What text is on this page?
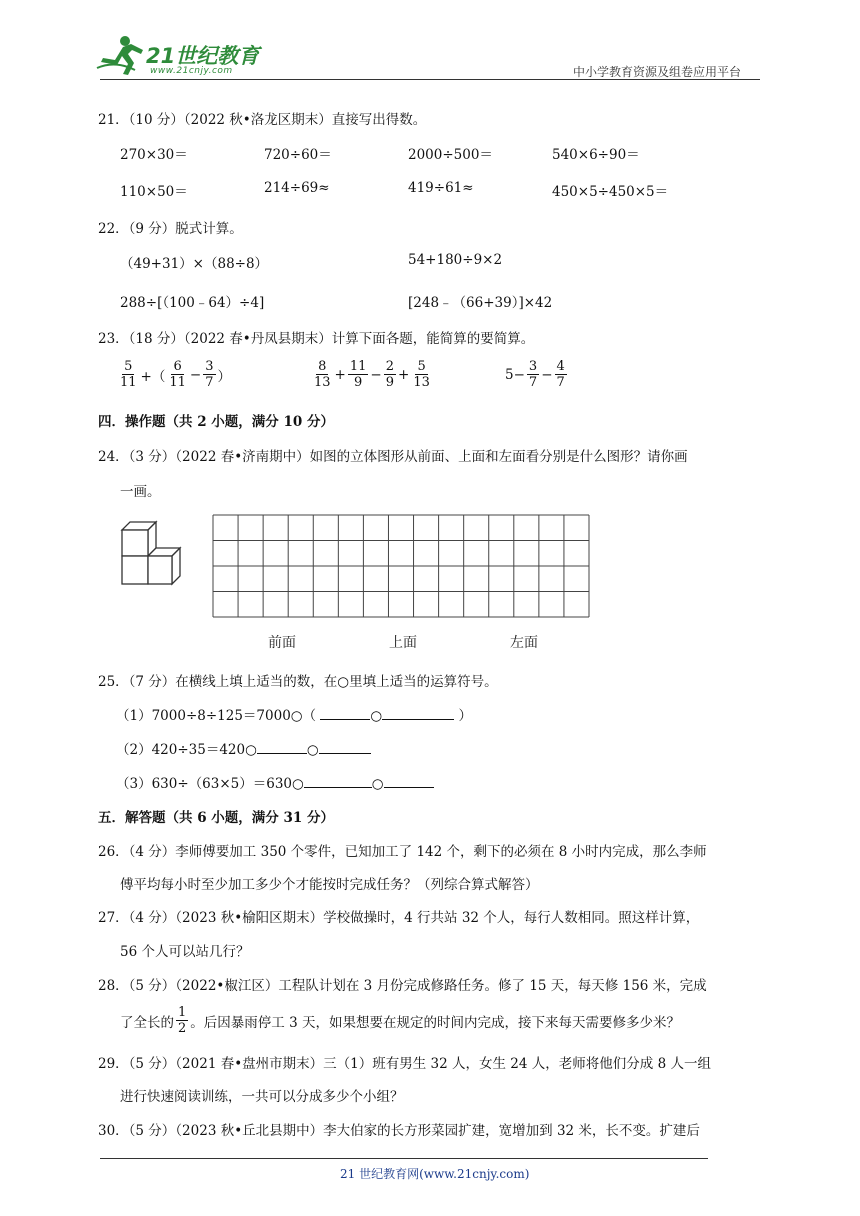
21世纪教育
www.21cnjy.com	中小学教育资源及组卷应用平台
21．（10 分）（2022 秋•洛龙区期末）直接写出得数。
270×30＝	720÷60＝	2000÷500＝	540×6÷90＝
110×50＝	214÷69≈	419÷61≈	450×5÷450×5＝
22．（9 分）脱式计算。
（49+31）×（88÷8）	54+180÷9×2
288÷[（100﹣64）÷4]	[248﹣（66+39）]×42
23．（18 分）（2022 春•丹凤县期末）计算下面各题，能简算的要简算。
$\frac{5}{11}$ +（ $\frac{6}{11} - \frac{3}{7}$ ）	$\frac{8}{13} + \frac{11}{9} - \frac{2}{9} + \frac{5}{13}$	$5- \frac{3}{7} - \frac{4}{7}$
四．操作题（共 2 小题，满分 10 分）
24．（3 分）（2022 春•济南期中）如图的立体图形从前面、上面和左面看分别是什么图形？请你画
一画。
前面	上面	左面
25．（7 分）在横线上填上适当的数，在○里填上适当的运算符号。
（1）7000÷8÷125＝7000○（	○	）
（2）420÷35＝420○	○
（3）630÷（63×5）＝630○	○
五．解答题（共 6 小题，满分 31 分）
26．（4 分）李师傅要加工 350 个零件，已知加工了 142 个，剩下的必须在 8 小时内完成，那么李师
傅平均每小时至少加工多少个才能按时完成任务？（列综合算式解答）
27．（4 分）（2023 秋•榆阳区期末）学校做操时，4 行共站 32 个人，每行人数相同。照这样计算，
56 个人可以站几行？
28．（5 分）（2022•椒江区）工程队计划在 3 月份完成修路任务。修了 15 天，每天修 156 米，完成
了全长的 $\frac{1}{2}$ 。后因暴雨停工 3 天，如果想要在规定的时间内完成，接下来每天需要修多少米？
29．（5 分）（2021 春•盘州市期末）三（1）班有男生 32 人，女生 24 人，老师将他们分成 8 人一组
进行快速阅读训练，一共可以分成多少个小组？
30．（5 分）（2023 秋•丘北县期中）李大伯家的长方形菜园扩建，宽增加到 32 米，长不变。扩建后
21 世纪教育网(www.21cnjy.com)
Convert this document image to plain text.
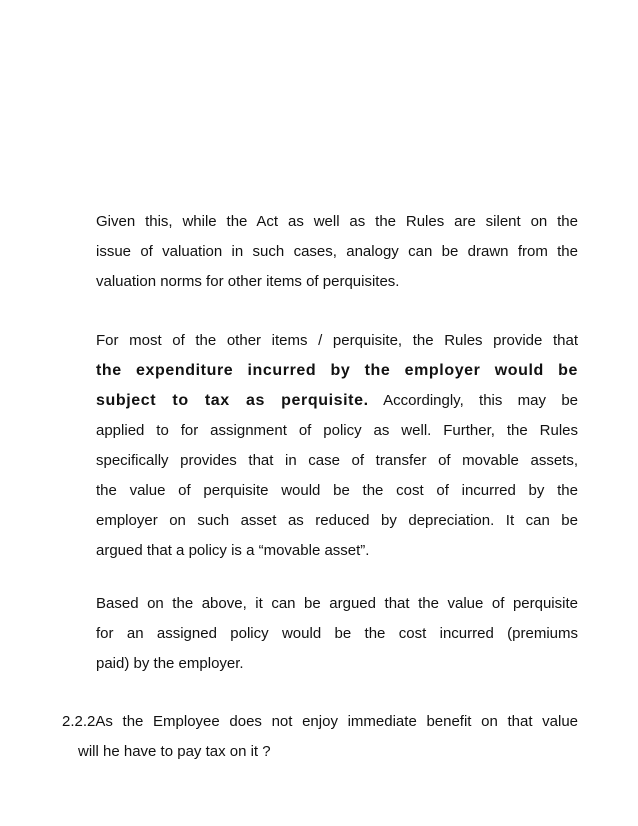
Given this, while the Act as well as the Rules are silent on the
issue of valuation in such cases, analogy can be drawn from the
valuation norms for other items of perquisites.
For most of the other items / perquisite, the Rules provide that
the expenditure incurred by the employer would be
subject to tax as perquisite. Accordingly, this may be
applied to for assignment of policy as well. Further, the Rules
specifically provides that in case of transfer of movable assets,
the value of perquisite would be the cost of incurred by the
employer on such asset as reduced by depreciation. It can be
argued that a policy is a “movable asset”.
Based on the above, it can be argued that the value of perquisite
for an assigned policy would be the cost incurred (premiums
paid) by the employer.
2.2.2As the Employee does not enjoy immediate benefit on that value
will he have to pay tax on it ?
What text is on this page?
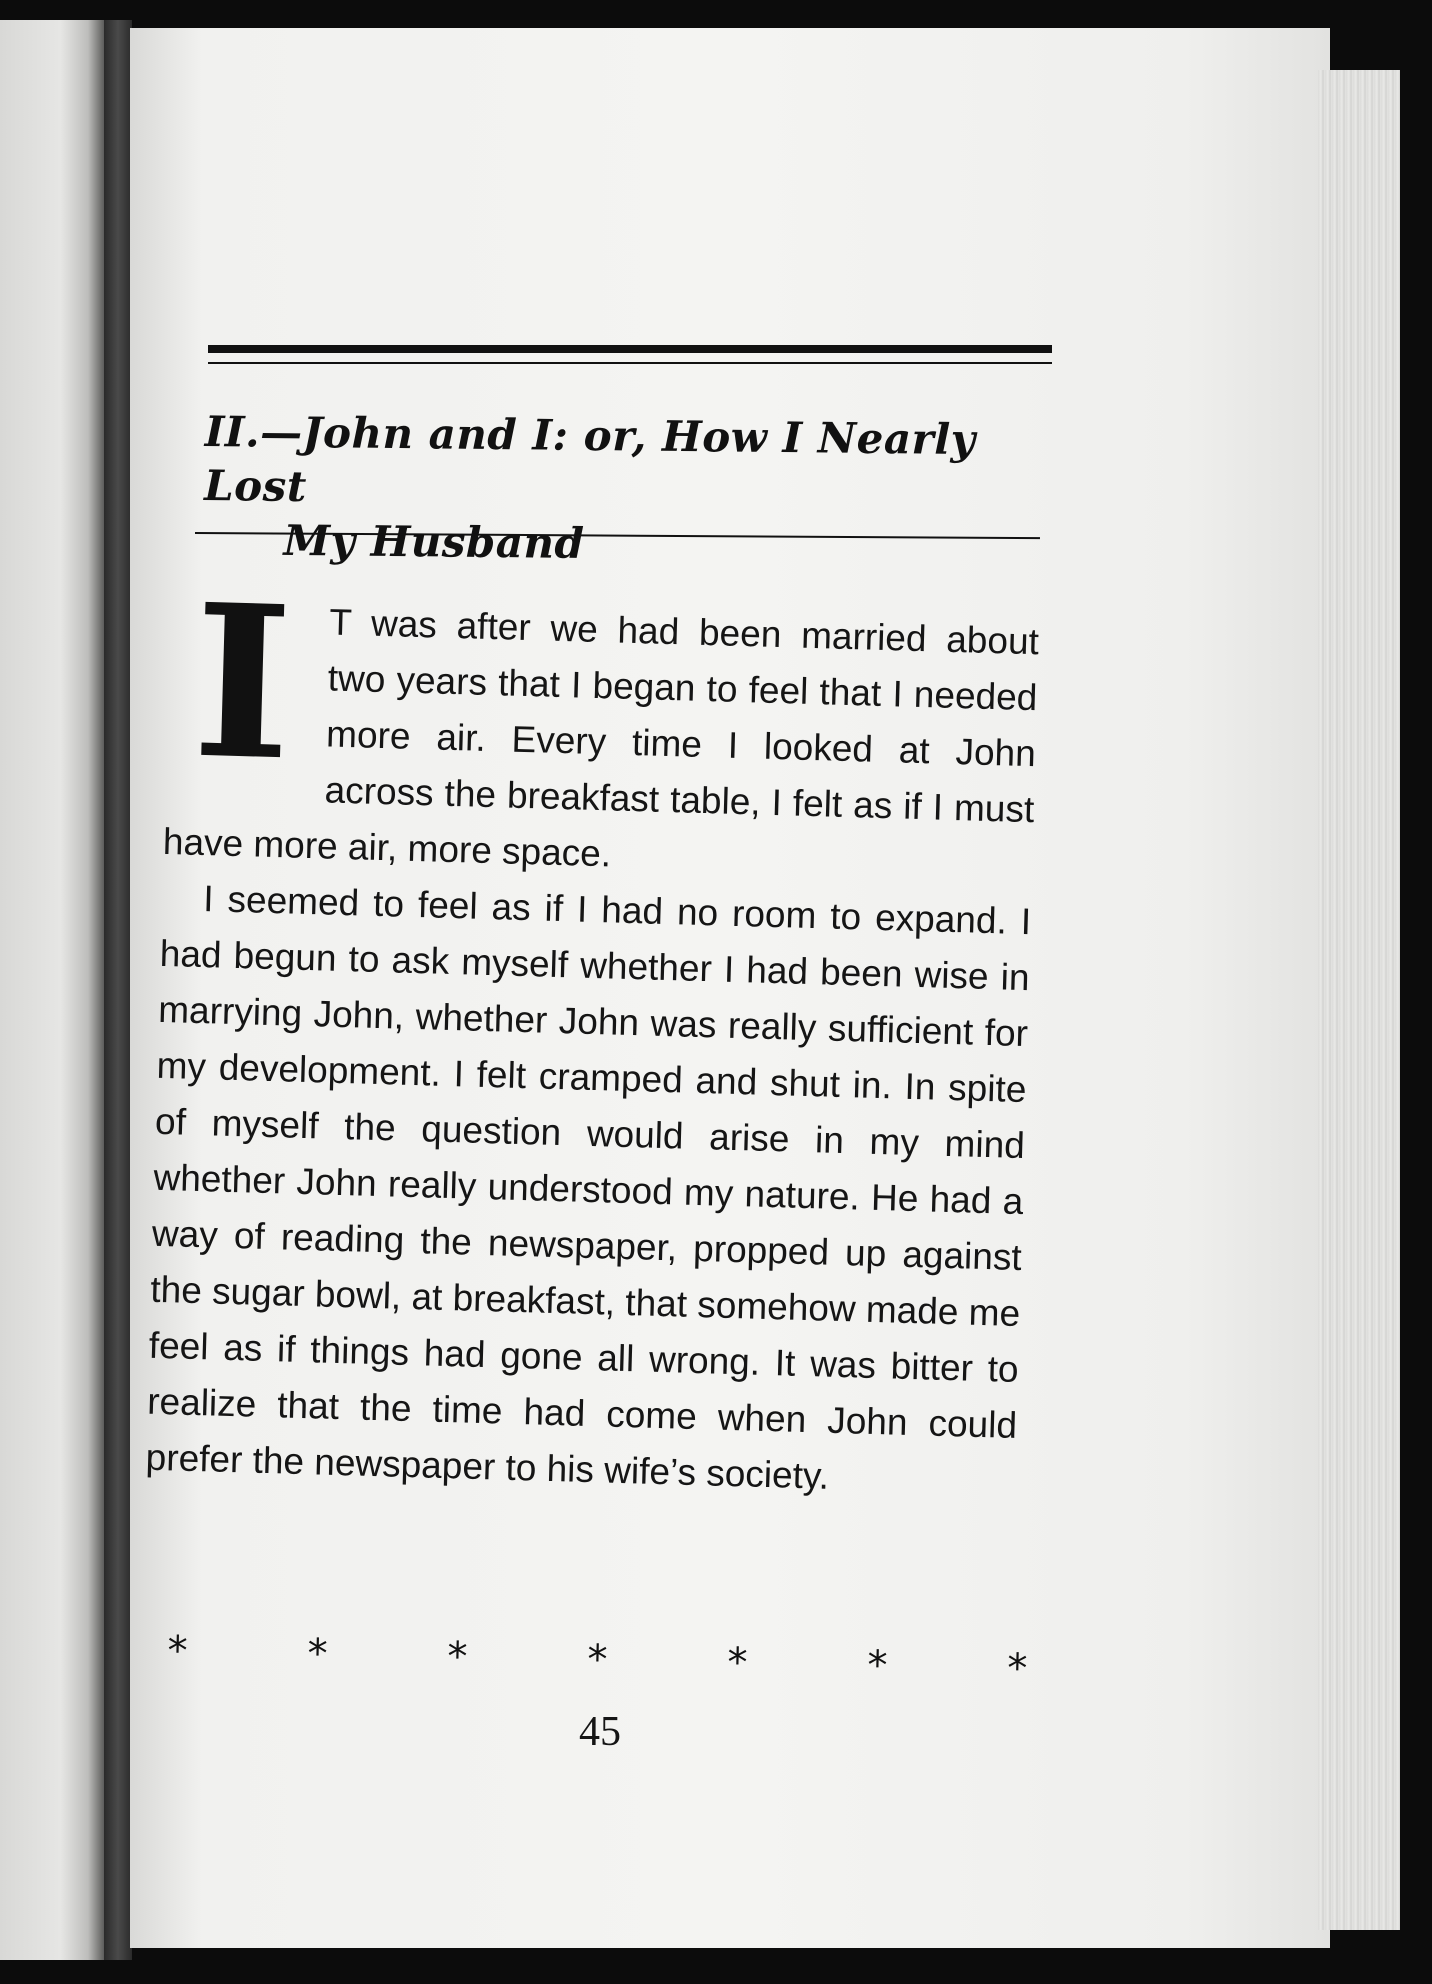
II.—John and I: or, How I Nearly Lost
My Husband
I T was after we had been married about two years that I began to feel that I needed more air. Every time I looked at John across the breakfast table, I felt as if I must have more air, more space.

I seemed to feel as if I had no room to expand. I had begun to ask myself whether I had been wise in marrying John, whether John was really sufficient for my development. I felt cramped and shut in. In spite of myself the question would arise in my mind whether John really understood my nature. He had a way of reading the newspaper, propped up against the sugar bowl, at breakfast, that somehow made me feel as if things had gone all wrong. It was bitter to realize that the time had come when John could prefer the newspaper to his wife’s society.

*	*	*	*	*	*	*
45
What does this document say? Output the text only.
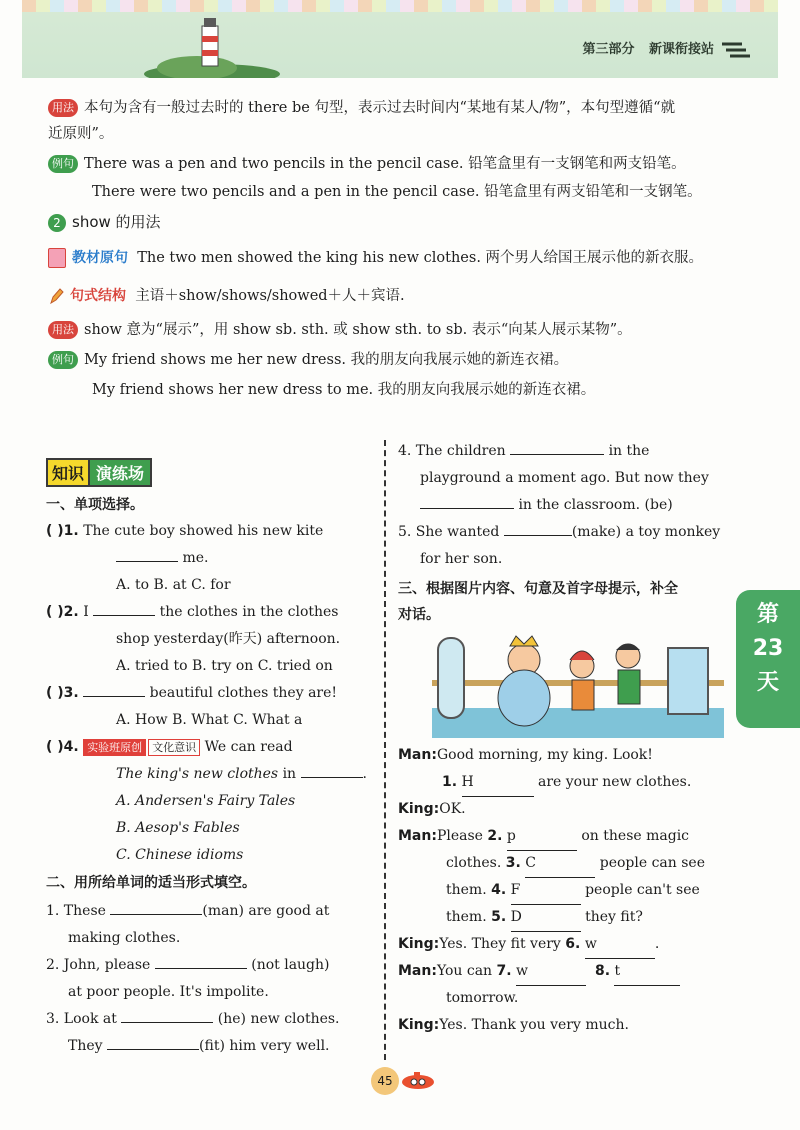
第三部分 新课衔接站
用法 本句为含有一般过去时的 there be 句型，表示过去时间内“某地有某人/物”，本句型遵循“就
近原则”。
例句 There was a pen and two pencils in the pencil case. 铅笔盒里有一支钢笔和两支铅笔。
There were two pencils and a pen in the pencil case. 铅笔盒里有两支铅笔和一支钢笔。
2 show 的用法
教材原句 The two men showed the king his new clothes. 两个男人给国王展示他的新衣服。
句式结构 主语＋show/shows/showed＋人＋宾语.
用法 show 意为“展示”，用 show sb. sth. 或 show sth. to sb. 表示“向某人展示某物”。
例句 My friend shows me her new dress. 我的朋友向我展示她的新连衣裙。
My friend shows her new dress to me. 我的朋友向我展示她的新连衣裙。
知识 演练场
一、单项选择。
( )1. The cute boy showed his new kite
me.
A. to B. at C. for
( )2. I	the clothes in the clothes
shop yesterday(昨天) afternoon.
A. tried to B. try on C. tried on
( )3.	beautiful clothes they are!
A. How B. What C. What a
( )4. 实验班原创 文化意识 We can read
The king's new clothes in	.
A. Andersen's Fairy Tales
B. Aesop's Fables
C. Chinese idioms
二、用所给单词的适当形式填空。
1. These	(man) are good at
making clothes.
2. John, please	(not laugh)
at poor people. It's impolite.
3. Look at	(he) new clothes.
They	(fit) him very well.
4. The children	in the
playground a moment ago. But now they
in the classroom. (be)
5. She wanted	(make) a toy monkey
for her son.
三、根据图片内容、句意及首字母提示，补全
对话。
Man:Good morning, my king. Look!
1. H	are your new clothes.
King:OK.
Man:Please 2. p	on these magic
clothes. 3. C	people can see
them. 4. F	people can't see
them. 5. D	they fit?
King:Yes. They fit very 6. w	.
Man:You can 7. w	8. t
tomorrow.
King:Yes. Thank you very much.
第
23
天
45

> GIVEN PROBLEM
Quote each record exactly as it stands, minus the pictures.

> ANSWER TO THE PROBLEM
What text is on this page?
21世纪教育
www.21cnjy.com	中小学教育资源及组卷应用平台
21．（10 分）（2022 秋•洛龙区期末）直接写出得数。
270×30＝	720÷60＝	2000÷500＝	540×6÷90＝
110×50＝	214÷69≈	419÷61≈	450×5÷450×5＝
22．（9 分）脱式计算。
（49+31）×（88÷8）	54+180÷9×2
288÷[（100﹣64）÷4]	[248﹣（66+39）]×42
23．（18 分）（2022 春•丹凤县期末）计算下面各题，能简算的要简算。
$\frac{5}{11}$ +（ $\frac{6}{11} - \frac{3}{7}$ ）	$\frac{8}{13} + \frac{11}{9} - \frac{2}{9} + \frac{5}{13}$	$5- \frac{3}{7} - \frac{4}{7}$
四．操作题（共 2 小题，满分 10 分）
24．（3 分）（2022 春•济南期中）如图的立体图形从前面、上面和左面看分别是什么图形？请你画
一画。
前面	上面	左面
25．（7 分）在横线上填上适当的数，在○里填上适当的运算符号。
（1）7000÷8÷125＝7000○（	○	）
（2）420÷35＝420○	○
（3）630÷（63×5）＝630○	○
五．解答题（共 6 小题，满分 31 分）
26．（4 分）李师傅要加工 350 个零件，已知加工了 142 个，剩下的必须在 8 小时内完成，那么李师
傅平均每小时至少加工多少个才能按时完成任务？（列综合算式解答）
27．（4 分）（2023 秋•榆阳区期末）学校做操时，4 行共站 32 个人，每行人数相同。照这样计算，
56 个人可以站几行？
28．（5 分）（2022•椒江区）工程队计划在 3 月份完成修路任务。修了 15 天，每天修 156 米，完成
了全长的 $\frac{1}{2}$ 。后因暴雨停工 3 天，如果想要在规定的时间内完成，接下来每天需要修多少米？
29．（5 分）（2021 春•盘州市期末）三（1）班有男生 32 人，女生 24 人，老师将他们分成 8 人一组
进行快速阅读训练，一共可以分成多少个小组？
30．（5 分）（2023 秋•丘北县期中）李大伯家的长方形菜园扩建，宽增加到 32 米，长不变。扩建后
21 世纪教育网(www.21cnjy.com)
Convert this document image to plain text.
Given this, while the Act as well as the Rules are silent on the
issue of valuation in such cases, analogy can be drawn from the
valuation norms for other items of perquisites.
For most of the other items / perquisite, the Rules provide that
the expenditure incurred by the employer would be
subject to tax as perquisite. Accordingly, this may be
applied to for assignment of policy as well. Further, the Rules
specifically provides that in case of transfer of movable assets,
the value of perquisite would be the cost of incurred by the
employer on such asset as reduced by depreciation. It can be
argued that a policy is a “movable asset”.
Based on the above, it can be argued that the value of perquisite
for an assigned policy would be the cost incurred (premiums
paid) by the employer.
2.2.2As the Employee does not enjoy immediate benefit on that value
will he have to pay tax on it ?
What text is on this page?
II.—John and I: or, How I Nearly Lost
My Husband
I T was after we had been married about two years that I began to feel that I needed more air. Every time I looked at John across the breakfast table, I felt as if I must have more air, more space.

I seemed to feel as if I had no room to expand. I had begun to ask myself whether I had been wise in marrying John, whether John was really sufficient for my development. I felt cramped and shut in. In spite of myself the question would arise in my mind whether John really understood my nature. He had a way of reading the newspaper, propped up against the sugar bowl, at breakfast, that somehow made me feel as if things had gone all wrong. It was bitter to realize that the time had come when John could prefer the newspaper to his wife’s society.

*	*	*	*	*	*	*
45
What does this document say? Output the text only.
第三部分 新课衔接站
用法 本句为含有一般过去时的 there be 句型，表示过去时间内“某地有某人/物”，本句型遵循“就
近原则”。
例句 There was a pen and two pencils in the pencil case. 铅笔盒里有一支钢笔和两支铅笔。
There were two pencils and a pen in the pencil case. 铅笔盒里有两支铅笔和一支钢笔。
2 show 的用法
教材原句 The two men showed the king his new clothes. 两个男人给国王展示他的新衣服。
句式结构 主语＋show/shows/showed＋人＋宾语.
用法 show 意为“展示”，用 show sb. sth. 或 show sth. to sb. 表示“向某人展示某物”。
例句 My friend shows me her new dress. 我的朋友向我展示她的新连衣裙。
My friend shows her new dress to me. 我的朋友向我展示她的新连衣裙。
知识 演练场
一、单项选择。
( )1. The cute boy showed his new kite
me.
A. to B. at C. for
( )2. I	the clothes in the clothes
shop yesterday(昨天) afternoon.
A. tried to B. try on C. tried on
( )3.	beautiful clothes they are!
A. How B. What C. What a
( )4. 实验班原创 文化意识 We can read
The king's new clothes in	.
A. Andersen's Fairy Tales
B. Aesop's Fables
C. Chinese idioms
二、用所给单词的适当形式填空。
1. These	(man) are good at
making clothes.
2. John, please	(not laugh)
at poor people. It's impolite.
3. Look at	(he) new clothes.
They	(fit) him very well.
4. The children	in the
playground a moment ago. But now they
in the classroom. (be)
5. She wanted	(make) a toy monkey
for her son.
三、根据图片内容、句意及首字母提示，补全
对话。
Man:Good morning, my king. Look!
1. H	are your new clothes.
King:OK.
Man:Please 2. p	on these magic
clothes. 3. C	people can see
them. 4. F	people can't see
them. 5. D	they fit?
King:Yes. They fit very 6. w	.
Man:You can 7. w	8. t
tomorrow.
King:Yes. Thank you very much.
第
23
天
45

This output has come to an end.